== Task to carry out ==
Below are entries. Pull out all lines containing "Friday".

== Recorded information ==

╔══

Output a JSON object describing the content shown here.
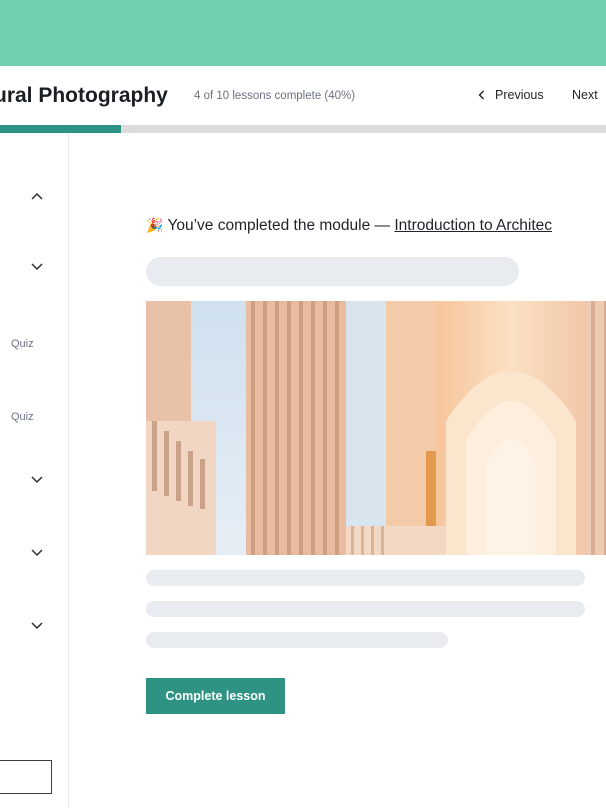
{
  "header": {
    "course_title": "ural Photography",
    "progress_text": "4 of 10 lessons complete (40%)",
    "progress_fraction": 0.2,
    "prev_label": "Previous",
    "next_label": "Next"
  },
  "sidebar": {
    "items": [
      {
        "icon": "chevron-up-icon"
      },
      {
        "icon": "chevron-down-icon"
      },
      {
        "label": "Quiz"
      },
      {
        "label": "Quiz"
      },
      {
        "icon": "chevron-down-icon"
      },
      {
        "icon": "chevron-down-icon"
      },
      {
        "icon": "chevron-down-icon"
      }
    ]
  },
  "main": {
    "completed_prefix": "You’ve completed the module —",
    "module_link": "Introduction to Architec",
    "complete_button": "Complete lesson"
  },
  "colors": {
    "topbar": "#70cfb1",
    "accent": "#2f9384",
    "skeleton": "#e8ecf1"
  }
}
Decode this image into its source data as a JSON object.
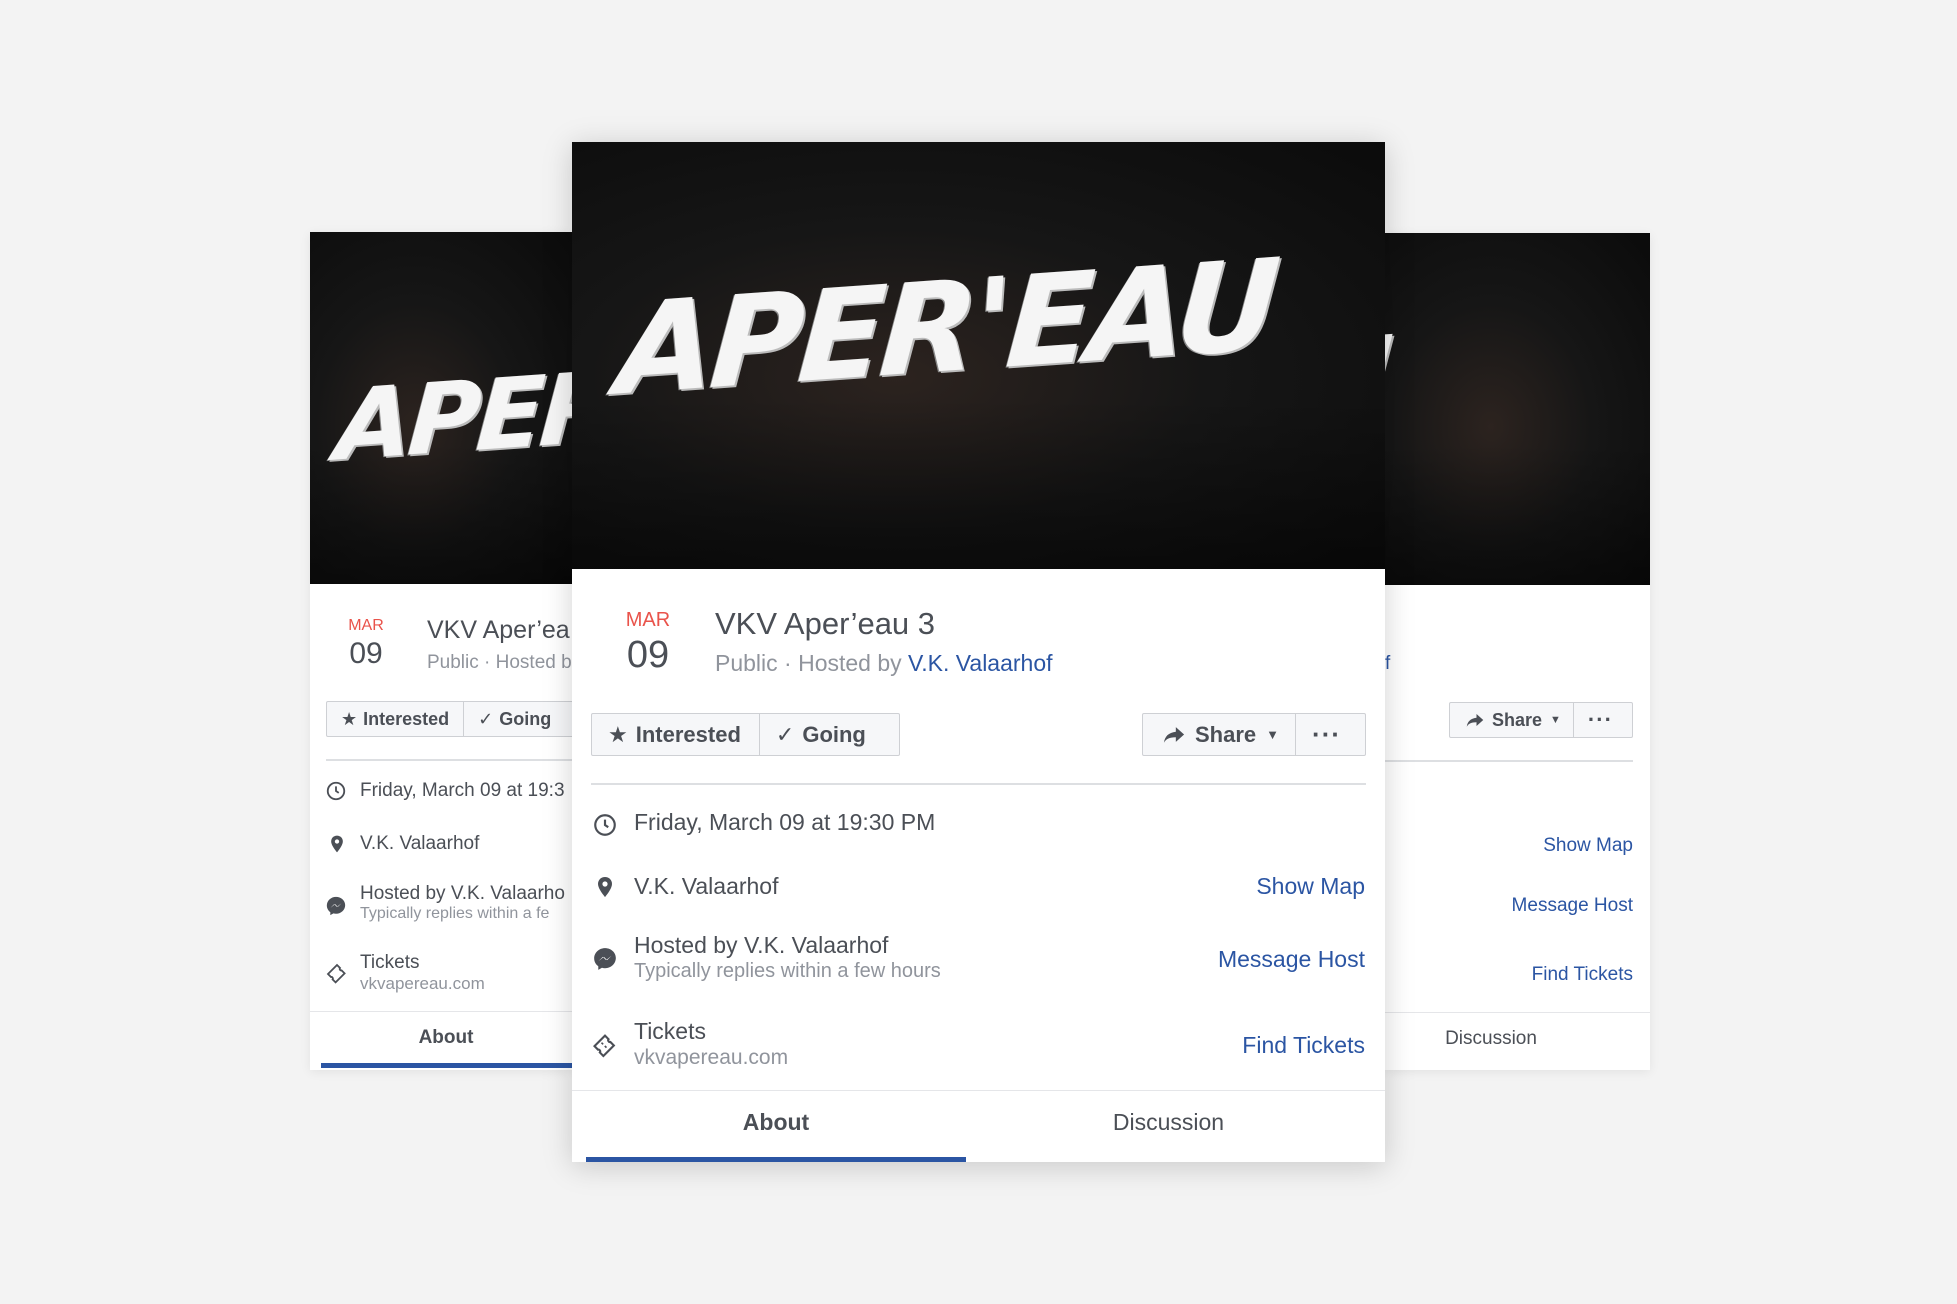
{
  "colors": {
    "accent": "#2b55a3",
    "date_month": "#e9534b",
    "background": "#f3f3f3"
  },
  "event": {
    "cover_text": "APER'EAU",
    "month": "MAR",
    "day": "09",
    "title": "VKV Aper’eau 3",
    "privacy_prefix": "Public · Hosted by ",
    "host": "V.K. Valaarhof",
    "left_title": "VKV Aper’ea",
    "left_sub": "Public · Hosted b",
    "right_sub_fragment": "f"
  },
  "actions": {
    "interested": "Interested",
    "going": "Going",
    "share": "Share",
    "more": "···"
  },
  "details": {
    "datetime": "Friday, March 09 at 19:30 PM",
    "datetime_left": "Friday, March 09 at 19:3",
    "location": "V.K. Valaarhof",
    "show_map": "Show Map",
    "hosted_by": "Hosted by V.K. Valaarhof",
    "hosted_by_left": "Hosted by V.K. Valaarho",
    "replies": "Typically replies within a few hours",
    "replies_left": "Typically replies within a fe",
    "message_host": "Message Host",
    "tickets": "Tickets",
    "tickets_url": "vkvapereau.com",
    "find_tickets": "Find Tickets"
  },
  "tabs": {
    "about": "About",
    "discussion": "Discussion"
  },
  "icons": [
    "star-icon",
    "check-icon",
    "share-arrow-icon",
    "caret-down-icon",
    "more-icon",
    "clock-icon",
    "location-pin-icon",
    "messenger-icon",
    "ticket-icon"
  ]
}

╚══

== Response below ==
    "datetime": "Friday, March 09 at 19:30 PM",
    "datetime_left": "Friday, March 09 at 19:3",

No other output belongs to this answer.